**Problem statement**
Reproduce all entries word for word.

* Start *

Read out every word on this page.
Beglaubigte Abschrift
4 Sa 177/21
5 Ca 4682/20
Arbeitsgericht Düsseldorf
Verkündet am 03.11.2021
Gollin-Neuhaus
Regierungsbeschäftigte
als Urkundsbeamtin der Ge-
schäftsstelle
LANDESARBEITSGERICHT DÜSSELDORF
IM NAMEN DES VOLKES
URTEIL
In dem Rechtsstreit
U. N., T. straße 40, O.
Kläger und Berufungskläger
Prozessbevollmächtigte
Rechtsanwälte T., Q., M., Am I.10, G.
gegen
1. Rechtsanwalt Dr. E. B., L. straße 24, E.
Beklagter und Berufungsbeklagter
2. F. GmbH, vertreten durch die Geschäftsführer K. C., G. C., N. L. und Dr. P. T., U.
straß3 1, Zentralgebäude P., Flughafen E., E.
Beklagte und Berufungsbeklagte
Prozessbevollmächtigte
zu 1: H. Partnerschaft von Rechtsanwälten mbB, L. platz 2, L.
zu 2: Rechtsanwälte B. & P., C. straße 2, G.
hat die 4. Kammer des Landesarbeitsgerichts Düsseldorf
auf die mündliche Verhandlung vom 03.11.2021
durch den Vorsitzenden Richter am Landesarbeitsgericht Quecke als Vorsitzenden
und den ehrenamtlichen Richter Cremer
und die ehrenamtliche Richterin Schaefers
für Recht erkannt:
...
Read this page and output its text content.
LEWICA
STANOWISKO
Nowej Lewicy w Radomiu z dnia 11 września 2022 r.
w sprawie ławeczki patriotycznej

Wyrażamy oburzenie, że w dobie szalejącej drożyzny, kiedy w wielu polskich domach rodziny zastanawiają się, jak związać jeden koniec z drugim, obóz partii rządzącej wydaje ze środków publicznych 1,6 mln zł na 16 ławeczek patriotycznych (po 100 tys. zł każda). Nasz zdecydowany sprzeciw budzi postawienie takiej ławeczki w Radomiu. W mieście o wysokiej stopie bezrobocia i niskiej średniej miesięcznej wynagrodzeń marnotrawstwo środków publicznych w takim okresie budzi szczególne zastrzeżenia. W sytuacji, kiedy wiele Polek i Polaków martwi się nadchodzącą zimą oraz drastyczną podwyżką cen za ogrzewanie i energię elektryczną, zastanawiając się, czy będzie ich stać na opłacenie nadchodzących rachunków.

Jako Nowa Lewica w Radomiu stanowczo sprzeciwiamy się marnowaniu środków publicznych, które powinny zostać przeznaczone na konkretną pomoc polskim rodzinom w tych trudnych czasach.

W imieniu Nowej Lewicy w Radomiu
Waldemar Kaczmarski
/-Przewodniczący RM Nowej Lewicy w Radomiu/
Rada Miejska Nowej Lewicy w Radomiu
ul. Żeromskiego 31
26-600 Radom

* End *

**Completed exercise**
Read out every word on this page.
Beglaubigte Abschrift
4 Sa 177/21
5 Ca 4682/20
Arbeitsgericht Düsseldorf
Verkündet am 03.11.2021
Gollin-Neuhaus
Regierungsbeschäftigte
als Urkundsbeamtin der Ge-
schäftsstelle
LANDESARBEITSGERICHT DÜSSELDORF
IM NAMEN DES VOLKES
URTEIL
In dem Rechtsstreit
U. N., T. straße 40, O.
Kläger und Berufungskläger
Prozessbevollmächtigte
Rechtsanwälte T., Q., M., Am I.10, G.
gegen
1. Rechtsanwalt Dr. E. B., L. straße 24, E.
Beklagter und Berufungsbeklagter
2. F. GmbH, vertreten durch die Geschäftsführer K. C., G. C., N. L. und Dr. P. T., U.
straß3 1, Zentralgebäude P., Flughafen E., E.
Beklagte und Berufungsbeklagte
Prozessbevollmächtigte
zu 1: H. Partnerschaft von Rechtsanwälten mbB, L. platz 2, L.
zu 2: Rechtsanwälte B. & P., C. straße 2, G.
hat die 4. Kammer des Landesarbeitsgerichts Düsseldorf
auf die mündliche Verhandlung vom 03.11.2021
durch den Vorsitzenden Richter am Landesarbeitsgericht Quecke als Vorsitzenden
und den ehrenamtlichen Richter Cremer
und die ehrenamtliche Richterin Schaefers
für Recht erkannt:
...
Read this page and output its text content.
LEWICA
STANOWISKO
Nowej Lewicy w Radomiu z dnia 11 września 2022 r.
w sprawie ławeczki patriotycznej

Wyrażamy oburzenie, że w dobie szalejącej drożyzny, kiedy w wielu polskich domach rodziny zastanawiają się, jak związać jeden koniec z drugim, obóz partii rządzącej wydaje ze środków publicznych 1,6 mln zł na 16 ławeczek patriotycznych (po 100 tys. zł każda). Nasz zdecydowany sprzeciw budzi postawienie takiej ławeczki w Radomiu. W mieście o wysokiej stopie bezrobocia i niskiej średniej miesięcznej wynagrodzeń marnotrawstwo środków publicznych w takim okresie budzi szczególne zastrzeżenia. W sytuacji, kiedy wiele Polek i Polaków martwi się nadchodzącą zimą oraz drastyczną podwyżką cen za ogrzewanie i energię elektryczną, zastanawiając się, czy będzie ich stać na opłacenie nadchodzących rachunków.

Jako Nowa Lewica w Radomiu stanowczo sprzeciwiamy się marnowaniu środków publicznych, które powinny zostać przeznaczone na konkretną pomoc polskim rodzinom w tych trudnych czasach.

W imieniu Nowej Lewicy w Radomiu
Waldemar Kaczmarski
/-Przewodniczący RM Nowej Lewicy w Radomiu/
Rada Miejska Nowej Lewicy w Radomiu
ul. Żeromskiego 31
26-600 Radom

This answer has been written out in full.